**Task brief**
Find the string "name" in the data, then copy every line where it is found.

**Given entries**
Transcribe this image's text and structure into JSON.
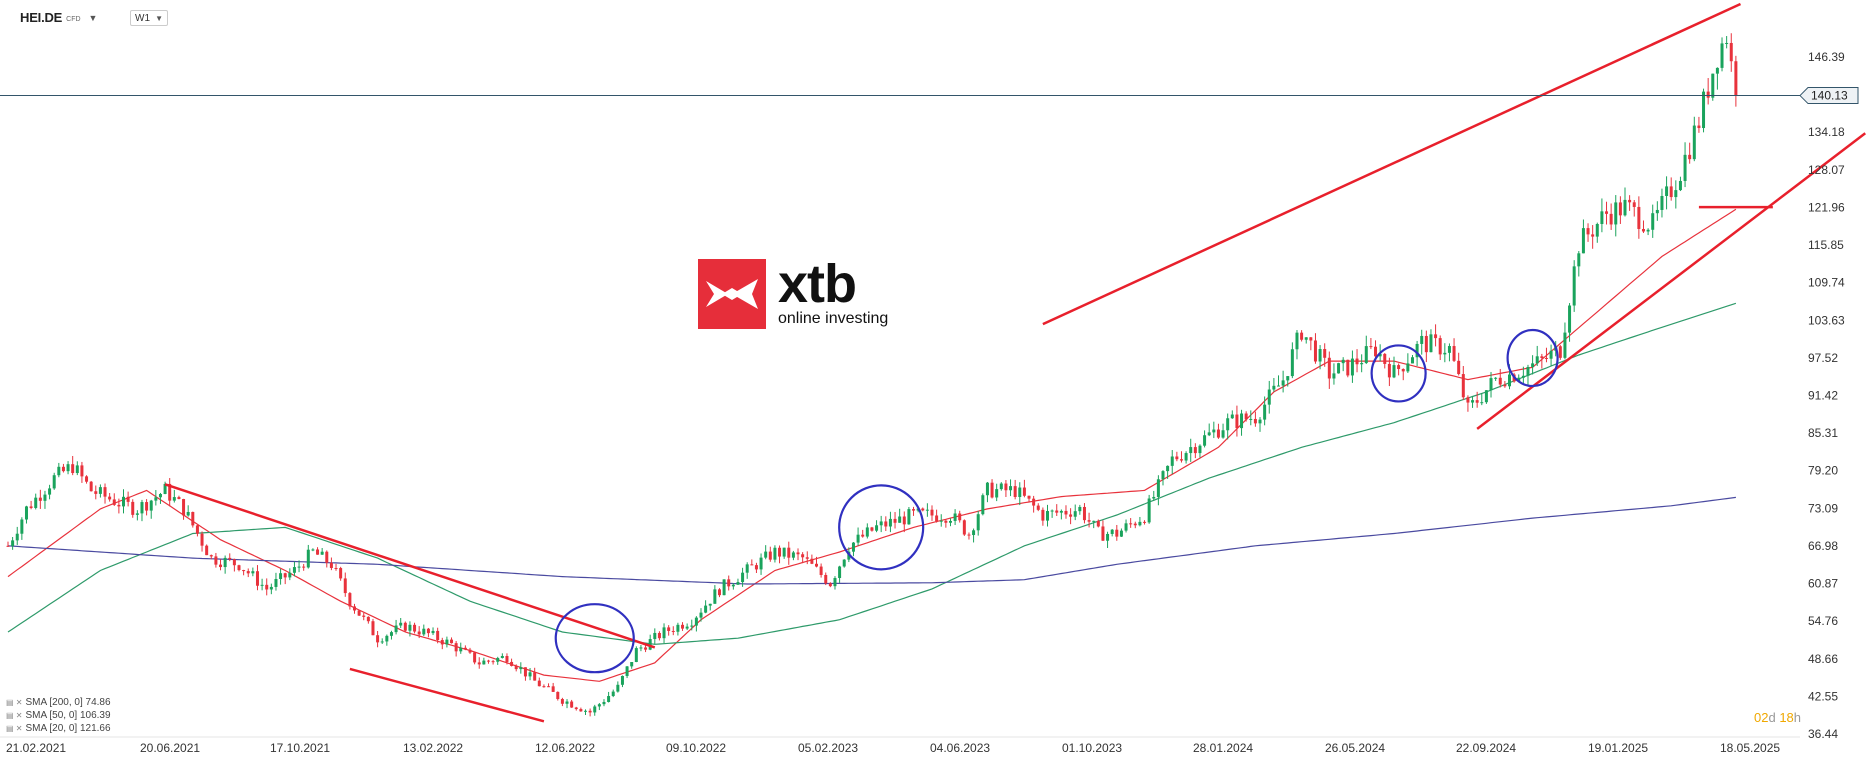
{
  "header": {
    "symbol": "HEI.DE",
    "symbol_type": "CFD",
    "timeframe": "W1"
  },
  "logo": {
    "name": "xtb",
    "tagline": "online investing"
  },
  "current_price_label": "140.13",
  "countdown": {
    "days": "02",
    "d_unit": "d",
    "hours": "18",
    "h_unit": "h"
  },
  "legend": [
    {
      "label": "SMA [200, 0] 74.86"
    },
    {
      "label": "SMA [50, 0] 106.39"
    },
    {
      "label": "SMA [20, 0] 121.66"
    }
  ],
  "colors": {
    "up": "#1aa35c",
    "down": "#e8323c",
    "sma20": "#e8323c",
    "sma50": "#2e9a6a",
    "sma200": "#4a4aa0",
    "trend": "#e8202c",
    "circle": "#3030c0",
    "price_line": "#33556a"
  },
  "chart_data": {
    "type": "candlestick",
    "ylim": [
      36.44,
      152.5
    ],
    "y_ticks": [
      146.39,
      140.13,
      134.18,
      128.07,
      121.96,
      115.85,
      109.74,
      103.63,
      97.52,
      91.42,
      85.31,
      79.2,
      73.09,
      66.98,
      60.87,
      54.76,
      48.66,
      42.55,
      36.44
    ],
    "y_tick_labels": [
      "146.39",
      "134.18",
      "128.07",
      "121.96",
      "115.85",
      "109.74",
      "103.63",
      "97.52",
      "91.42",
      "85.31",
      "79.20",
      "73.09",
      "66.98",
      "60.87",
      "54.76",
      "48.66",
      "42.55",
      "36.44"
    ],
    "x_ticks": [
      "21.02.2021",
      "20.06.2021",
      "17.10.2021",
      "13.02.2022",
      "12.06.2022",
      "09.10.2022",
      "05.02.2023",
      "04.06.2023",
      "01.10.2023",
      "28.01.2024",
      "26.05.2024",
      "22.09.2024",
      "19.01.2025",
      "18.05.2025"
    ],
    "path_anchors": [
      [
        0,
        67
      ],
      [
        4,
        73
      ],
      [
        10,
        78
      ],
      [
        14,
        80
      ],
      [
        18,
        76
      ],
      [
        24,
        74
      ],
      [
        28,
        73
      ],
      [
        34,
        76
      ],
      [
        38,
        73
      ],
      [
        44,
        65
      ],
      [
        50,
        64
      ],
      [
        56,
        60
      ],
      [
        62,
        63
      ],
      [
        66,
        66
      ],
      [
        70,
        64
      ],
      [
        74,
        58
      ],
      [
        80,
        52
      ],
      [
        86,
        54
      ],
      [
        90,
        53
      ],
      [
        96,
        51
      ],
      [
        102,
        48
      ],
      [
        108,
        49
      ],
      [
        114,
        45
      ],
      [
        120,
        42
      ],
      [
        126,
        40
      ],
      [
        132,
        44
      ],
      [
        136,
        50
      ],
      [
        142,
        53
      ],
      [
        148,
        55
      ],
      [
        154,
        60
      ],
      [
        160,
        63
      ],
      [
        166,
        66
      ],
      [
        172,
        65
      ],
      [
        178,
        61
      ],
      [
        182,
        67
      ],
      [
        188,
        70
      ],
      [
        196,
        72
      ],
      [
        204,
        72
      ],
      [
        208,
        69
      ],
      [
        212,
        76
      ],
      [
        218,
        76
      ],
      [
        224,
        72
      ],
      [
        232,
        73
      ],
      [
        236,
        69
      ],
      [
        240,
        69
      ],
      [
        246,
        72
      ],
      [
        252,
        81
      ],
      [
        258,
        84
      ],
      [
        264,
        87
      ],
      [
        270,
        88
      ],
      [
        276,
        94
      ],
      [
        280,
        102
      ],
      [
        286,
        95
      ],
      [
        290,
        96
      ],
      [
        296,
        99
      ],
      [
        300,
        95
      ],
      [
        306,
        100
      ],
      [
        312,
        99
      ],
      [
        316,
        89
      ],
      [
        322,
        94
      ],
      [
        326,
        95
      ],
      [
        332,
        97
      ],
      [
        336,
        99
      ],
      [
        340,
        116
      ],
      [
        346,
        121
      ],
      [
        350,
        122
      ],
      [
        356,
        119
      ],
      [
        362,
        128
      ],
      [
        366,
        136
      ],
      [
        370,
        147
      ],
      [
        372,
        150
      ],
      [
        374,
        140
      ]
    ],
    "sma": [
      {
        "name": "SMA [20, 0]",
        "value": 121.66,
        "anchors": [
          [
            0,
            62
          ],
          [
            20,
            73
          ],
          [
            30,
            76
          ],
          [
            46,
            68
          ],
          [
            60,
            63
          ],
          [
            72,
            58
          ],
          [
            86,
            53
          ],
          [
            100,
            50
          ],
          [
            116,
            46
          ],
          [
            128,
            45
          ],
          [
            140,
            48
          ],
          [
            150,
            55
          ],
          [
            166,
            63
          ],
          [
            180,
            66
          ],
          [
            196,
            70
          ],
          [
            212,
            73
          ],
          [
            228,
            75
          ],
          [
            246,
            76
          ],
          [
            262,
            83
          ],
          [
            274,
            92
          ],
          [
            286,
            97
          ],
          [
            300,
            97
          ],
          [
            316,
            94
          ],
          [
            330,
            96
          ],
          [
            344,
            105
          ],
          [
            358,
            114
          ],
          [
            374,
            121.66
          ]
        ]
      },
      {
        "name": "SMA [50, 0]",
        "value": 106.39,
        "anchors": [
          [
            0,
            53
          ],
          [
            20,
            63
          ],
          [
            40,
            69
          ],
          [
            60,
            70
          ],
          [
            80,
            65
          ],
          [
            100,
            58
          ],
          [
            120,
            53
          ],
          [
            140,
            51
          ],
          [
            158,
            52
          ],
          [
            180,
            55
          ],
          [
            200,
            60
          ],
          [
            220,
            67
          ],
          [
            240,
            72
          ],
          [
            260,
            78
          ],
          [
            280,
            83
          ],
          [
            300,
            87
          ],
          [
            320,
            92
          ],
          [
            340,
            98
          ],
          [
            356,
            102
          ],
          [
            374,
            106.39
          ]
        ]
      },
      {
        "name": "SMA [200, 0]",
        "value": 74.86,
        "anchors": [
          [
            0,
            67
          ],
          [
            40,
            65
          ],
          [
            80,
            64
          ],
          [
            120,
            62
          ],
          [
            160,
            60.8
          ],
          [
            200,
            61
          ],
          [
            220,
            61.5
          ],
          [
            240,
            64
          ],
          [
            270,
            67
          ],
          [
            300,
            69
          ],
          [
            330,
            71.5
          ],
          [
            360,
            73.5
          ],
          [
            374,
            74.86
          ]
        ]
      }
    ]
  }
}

--

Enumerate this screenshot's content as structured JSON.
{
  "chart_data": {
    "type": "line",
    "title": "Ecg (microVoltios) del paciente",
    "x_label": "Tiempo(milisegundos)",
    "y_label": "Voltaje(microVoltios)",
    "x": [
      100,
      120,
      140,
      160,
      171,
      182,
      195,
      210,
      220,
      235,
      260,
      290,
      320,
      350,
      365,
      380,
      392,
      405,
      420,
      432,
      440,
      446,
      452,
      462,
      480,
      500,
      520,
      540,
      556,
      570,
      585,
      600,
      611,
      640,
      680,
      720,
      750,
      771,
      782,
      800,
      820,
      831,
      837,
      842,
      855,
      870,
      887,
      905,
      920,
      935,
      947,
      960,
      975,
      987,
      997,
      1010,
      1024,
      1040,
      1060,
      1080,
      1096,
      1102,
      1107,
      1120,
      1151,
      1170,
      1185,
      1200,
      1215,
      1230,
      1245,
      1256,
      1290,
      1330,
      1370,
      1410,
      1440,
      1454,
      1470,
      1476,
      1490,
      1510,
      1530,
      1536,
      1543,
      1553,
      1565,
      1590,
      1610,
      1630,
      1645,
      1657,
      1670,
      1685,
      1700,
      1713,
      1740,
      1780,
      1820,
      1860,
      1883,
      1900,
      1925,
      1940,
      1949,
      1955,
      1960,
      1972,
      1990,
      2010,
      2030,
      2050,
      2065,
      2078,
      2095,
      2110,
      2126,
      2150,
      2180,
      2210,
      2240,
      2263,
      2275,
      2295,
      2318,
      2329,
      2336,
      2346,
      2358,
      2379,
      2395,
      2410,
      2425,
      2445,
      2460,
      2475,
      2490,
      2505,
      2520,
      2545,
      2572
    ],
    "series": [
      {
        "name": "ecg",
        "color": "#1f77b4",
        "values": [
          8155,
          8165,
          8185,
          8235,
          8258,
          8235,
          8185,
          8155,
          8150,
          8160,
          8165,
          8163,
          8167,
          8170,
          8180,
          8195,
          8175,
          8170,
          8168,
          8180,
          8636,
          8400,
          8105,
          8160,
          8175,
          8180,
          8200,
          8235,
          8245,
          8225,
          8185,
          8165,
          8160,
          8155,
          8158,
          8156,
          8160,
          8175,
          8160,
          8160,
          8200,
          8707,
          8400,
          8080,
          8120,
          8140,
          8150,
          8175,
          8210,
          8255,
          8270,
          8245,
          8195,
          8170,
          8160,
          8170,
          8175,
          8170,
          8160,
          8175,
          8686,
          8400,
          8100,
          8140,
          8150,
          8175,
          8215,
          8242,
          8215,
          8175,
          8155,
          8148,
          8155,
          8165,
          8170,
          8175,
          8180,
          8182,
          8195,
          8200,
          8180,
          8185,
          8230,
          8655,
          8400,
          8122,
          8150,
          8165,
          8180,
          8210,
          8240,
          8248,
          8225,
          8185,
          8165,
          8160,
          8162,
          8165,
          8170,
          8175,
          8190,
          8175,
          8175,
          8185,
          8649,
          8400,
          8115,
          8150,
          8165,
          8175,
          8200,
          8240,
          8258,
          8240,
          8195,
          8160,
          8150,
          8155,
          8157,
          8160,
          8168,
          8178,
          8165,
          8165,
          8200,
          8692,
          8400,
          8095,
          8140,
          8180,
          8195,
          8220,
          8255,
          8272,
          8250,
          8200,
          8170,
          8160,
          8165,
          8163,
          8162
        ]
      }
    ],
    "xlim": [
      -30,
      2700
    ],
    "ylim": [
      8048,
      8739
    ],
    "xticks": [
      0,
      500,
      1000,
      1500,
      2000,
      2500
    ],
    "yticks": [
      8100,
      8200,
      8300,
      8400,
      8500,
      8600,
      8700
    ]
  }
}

**Answer to the task**
    "name": "xtb",
        "name": "SMA [20, 0]",
        "name": "SMA [50, 0]",
        "name": "SMA [200, 0]",
        "name": "ecg",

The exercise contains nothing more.